Requirement
Extract each line of the records below that contains the word "name".

Given data

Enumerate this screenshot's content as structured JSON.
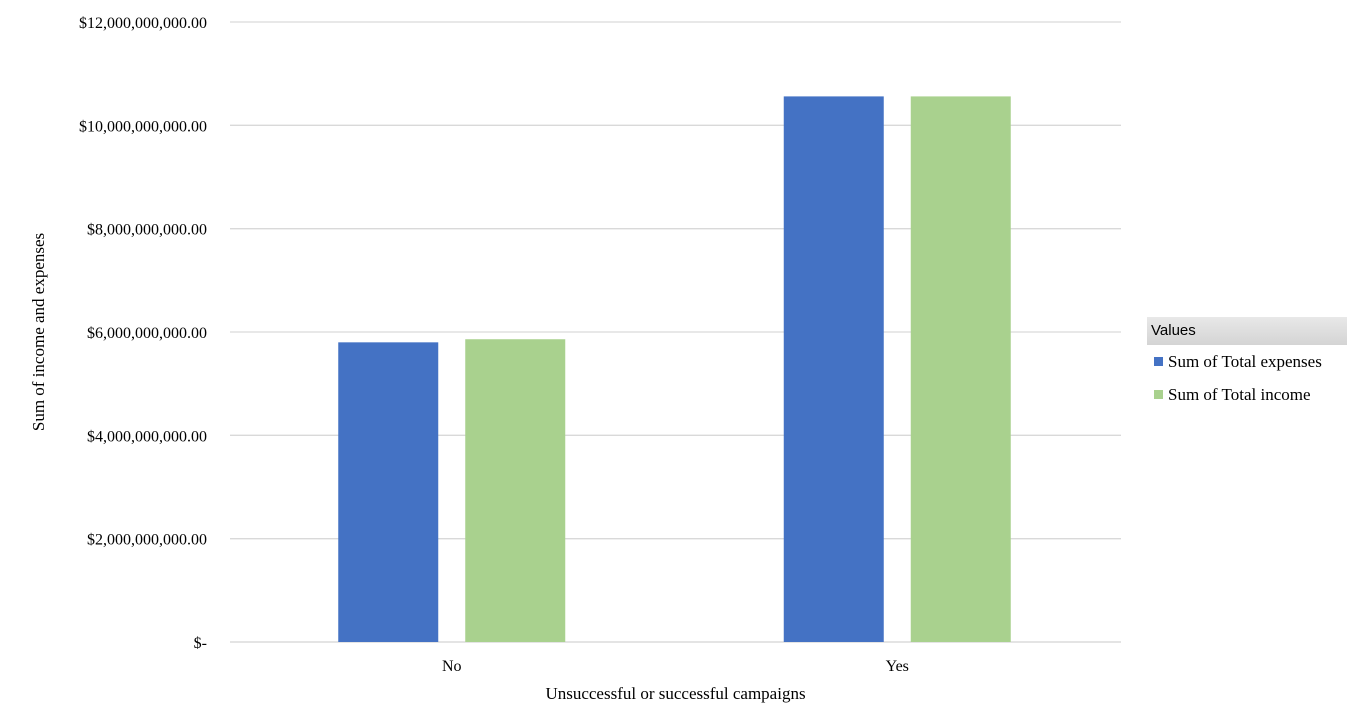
{
  "chart_data": {
    "type": "bar",
    "categories": [
      "No",
      "Yes"
    ],
    "series": [
      {
        "name": "Sum of Total expenses",
        "color": "#4472C4",
        "values": [
          5800000000,
          10560000000
        ]
      },
      {
        "name": "Sum of Total income",
        "color": "#A9D18E",
        "values": [
          5860000000,
          10560000000
        ]
      }
    ],
    "xlabel": "Unsuccessful or successful campaigns",
    "ylabel": "Sum of income and expenses",
    "ylim": [
      0,
      12000000000
    ],
    "yticks": [
      {
        "value": 0,
        "label": "$-"
      },
      {
        "value": 2000000000,
        "label": "$2,000,000,000.00"
      },
      {
        "value": 4000000000,
        "label": "$4,000,000,000.00"
      },
      {
        "value": 6000000000,
        "label": "$6,000,000,000.00"
      },
      {
        "value": 8000000000,
        "label": "$8,000,000,000.00"
      },
      {
        "value": 10000000000,
        "label": "$10,000,000,000.00"
      },
      {
        "value": 12000000000,
        "label": "$12,000,000,000.00"
      }
    ],
    "grid": true,
    "legend": {
      "title": "Values",
      "position": "right"
    }
  }
}
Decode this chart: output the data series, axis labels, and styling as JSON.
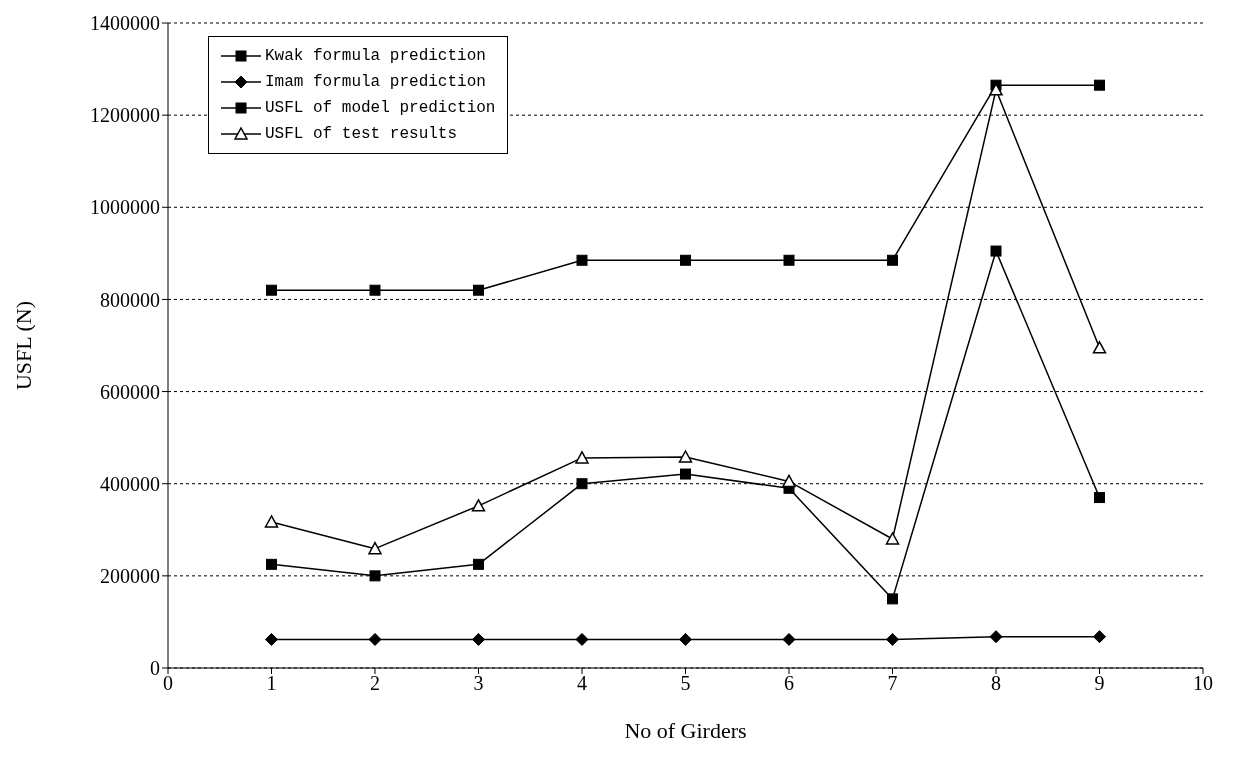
{
  "chart_data": {
    "type": "line",
    "xlabel": "No of Girders",
    "ylabel": "USFL (N)",
    "x": [
      1,
      2,
      3,
      4,
      5,
      6,
      7,
      8,
      9
    ],
    "series": [
      {
        "name": "Kwak formula prediction",
        "color": "#000000",
        "marker": "square",
        "values": [
          820000,
          820000,
          820000,
          885000,
          885000,
          885000,
          885000,
          1265000,
          1265000
        ]
      },
      {
        "name": "Imam formula prediction",
        "color": "#000000",
        "marker": "diamond",
        "values": [
          62000,
          62000,
          62000,
          62000,
          62000,
          62000,
          62000,
          68000,
          68000
        ]
      },
      {
        "name": "USFL of model prediction",
        "color": "#000000",
        "marker": "square",
        "values": [
          225000,
          200000,
          225000,
          400000,
          421000,
          390000,
          150000,
          905000,
          370000
        ]
      },
      {
        "name": "USFL of test results",
        "color": "#000000",
        "marker": "triangle",
        "values": [
          317000,
          259000,
          352000,
          456000,
          458000,
          405000,
          280000,
          1255000,
          695000
        ]
      }
    ],
    "xlim": [
      0,
      10
    ],
    "xticks": [
      0,
      1,
      2,
      3,
      4,
      5,
      6,
      7,
      8,
      9,
      10
    ],
    "ylim": [
      0,
      1400000
    ],
    "yticks": [
      0,
      200000,
      400000,
      600000,
      800000,
      1000000,
      1200000,
      1400000
    ],
    "grid": "y",
    "legend": "top left"
  }
}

Task output
        "name": "Sum of Total expenses",
        "name": "Sum of Total income",
        "name": "Kwak formula prediction",
        "name": "Imam formula prediction",
        "name": "USFL of model prediction",
        "name": "USFL of test results",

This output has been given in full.